RECORDS FOR THIS EXERCISE:
__________________________________________________
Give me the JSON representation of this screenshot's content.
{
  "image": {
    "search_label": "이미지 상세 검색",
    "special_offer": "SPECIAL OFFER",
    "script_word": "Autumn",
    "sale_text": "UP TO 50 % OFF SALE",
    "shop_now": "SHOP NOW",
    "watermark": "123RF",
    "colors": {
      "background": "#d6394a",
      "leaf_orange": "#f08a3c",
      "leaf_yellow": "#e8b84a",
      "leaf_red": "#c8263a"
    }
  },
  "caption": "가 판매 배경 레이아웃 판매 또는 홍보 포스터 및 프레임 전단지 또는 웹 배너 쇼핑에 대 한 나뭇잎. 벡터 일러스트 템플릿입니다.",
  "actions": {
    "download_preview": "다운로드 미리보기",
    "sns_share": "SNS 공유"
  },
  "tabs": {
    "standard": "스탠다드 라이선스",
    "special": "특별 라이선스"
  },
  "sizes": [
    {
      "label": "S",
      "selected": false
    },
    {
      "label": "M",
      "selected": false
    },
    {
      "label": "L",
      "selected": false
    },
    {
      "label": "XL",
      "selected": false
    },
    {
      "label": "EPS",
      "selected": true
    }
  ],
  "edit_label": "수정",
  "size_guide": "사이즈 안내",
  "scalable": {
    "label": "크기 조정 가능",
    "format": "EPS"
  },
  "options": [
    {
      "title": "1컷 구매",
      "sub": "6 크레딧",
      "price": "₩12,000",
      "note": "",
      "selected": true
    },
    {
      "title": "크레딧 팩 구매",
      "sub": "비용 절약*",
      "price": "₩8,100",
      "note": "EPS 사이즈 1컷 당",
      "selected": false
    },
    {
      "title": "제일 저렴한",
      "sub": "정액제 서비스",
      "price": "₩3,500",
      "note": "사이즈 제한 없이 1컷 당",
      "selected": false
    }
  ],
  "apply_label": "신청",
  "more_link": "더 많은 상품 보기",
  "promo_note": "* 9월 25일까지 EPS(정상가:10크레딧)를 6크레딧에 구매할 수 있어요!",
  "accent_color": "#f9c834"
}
__________________________________________________
WHAT THIS TASK INVOLVES:
Output all of the data above without any alteration.

EXERCISE RESPONSE:
Give me the JSON representation of this screenshot's content.
{
  "image": {
    "search_label": "이미지 상세 검색",
    "special_offer": "SPECIAL OFFER",
    "script_word": "Autumn",
    "sale_text": "UP TO 50 % OFF SALE",
    "shop_now": "SHOP NOW",
    "watermark": "123RF",
    "colors": {
      "background": "#d6394a",
      "leaf_orange": "#f08a3c",
      "leaf_yellow": "#e8b84a",
      "leaf_red": "#c8263a"
    }
  },
  "caption": "가 판매 배경 레이아웃 판매 또는 홍보 포스터 및 프레임 전단지 또는 웹 배너 쇼핑에 대 한 나뭇잎. 벡터 일러스트 템플릿입니다.",
  "actions": {
    "download_preview": "다운로드 미리보기",
    "sns_share": "SNS 공유"
  },
  "tabs": {
    "standard": "스탠다드 라이선스",
    "special": "특별 라이선스"
  },
  "sizes": [
    {
      "label": "S",
      "selected": false
    },
    {
      "label": "M",
      "selected": false
    },
    {
      "label": "L",
      "selected": false
    },
    {
      "label": "XL",
      "selected": false
    },
    {
      "label": "EPS",
      "selected": true
    }
  ],
  "edit_label": "수정",
  "size_guide": "사이즈 안내",
  "scalable": {
    "label": "크기 조정 가능",
    "format": "EPS"
  },
  "options": [
    {
      "title": "1컷 구매",
      "sub": "6 크레딧",
      "price": "₩12,000",
      "note": "",
      "selected": true
    },
    {
      "title": "크레딧 팩 구매",
      "sub": "비용 절약*",
      "price": "₩8,100",
      "note": "EPS 사이즈 1컷 당",
      "selected": false
    },
    {
      "title": "제일 저렴한",
      "sub": "정액제 서비스",
      "price": "₩3,500",
      "note": "사이즈 제한 없이 1컷 당",
      "selected": false
    }
  ],
  "apply_label": "신청",
  "more_link": "더 많은 상품 보기",
  "promo_note": "* 9월 25일까지 EPS(정상가:10크레딧)를 6크레딧에 구매할 수 있어요!",
  "accent_color": "#f9c834"
}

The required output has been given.